* STATED TASK
Within the records that follow, find every line containing the string "frac". Copy those lines.
--- BEGIN GIVEN INFORMATION ---
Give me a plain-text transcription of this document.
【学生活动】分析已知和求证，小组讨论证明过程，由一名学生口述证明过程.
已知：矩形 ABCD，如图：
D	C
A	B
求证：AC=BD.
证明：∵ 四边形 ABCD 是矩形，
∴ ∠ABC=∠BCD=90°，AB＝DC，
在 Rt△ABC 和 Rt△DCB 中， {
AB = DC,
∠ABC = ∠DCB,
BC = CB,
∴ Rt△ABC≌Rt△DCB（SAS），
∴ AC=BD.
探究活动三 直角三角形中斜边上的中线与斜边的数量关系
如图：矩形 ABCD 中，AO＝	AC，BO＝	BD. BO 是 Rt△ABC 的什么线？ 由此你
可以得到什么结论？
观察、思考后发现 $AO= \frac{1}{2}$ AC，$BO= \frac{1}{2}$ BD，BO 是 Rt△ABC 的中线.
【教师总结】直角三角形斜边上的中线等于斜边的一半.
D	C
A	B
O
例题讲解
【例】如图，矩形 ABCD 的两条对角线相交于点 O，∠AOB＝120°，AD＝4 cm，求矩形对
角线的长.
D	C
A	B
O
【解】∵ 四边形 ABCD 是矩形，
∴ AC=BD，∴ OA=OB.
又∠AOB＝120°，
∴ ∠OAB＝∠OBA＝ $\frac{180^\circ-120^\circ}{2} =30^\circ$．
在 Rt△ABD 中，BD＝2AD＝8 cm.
--- END GIVEN INFORMATION ---
* RESPONSE BELOW
观察、思考后发现 $AO= \frac{1}{2}$ AC，$BO= \frac{1}{2}$ BD，BO 是 Rt△ABC 的中线.
∴ ∠OAB＝∠OBA＝ $\frac{180^\circ-120^\circ}{2} =30^\circ$．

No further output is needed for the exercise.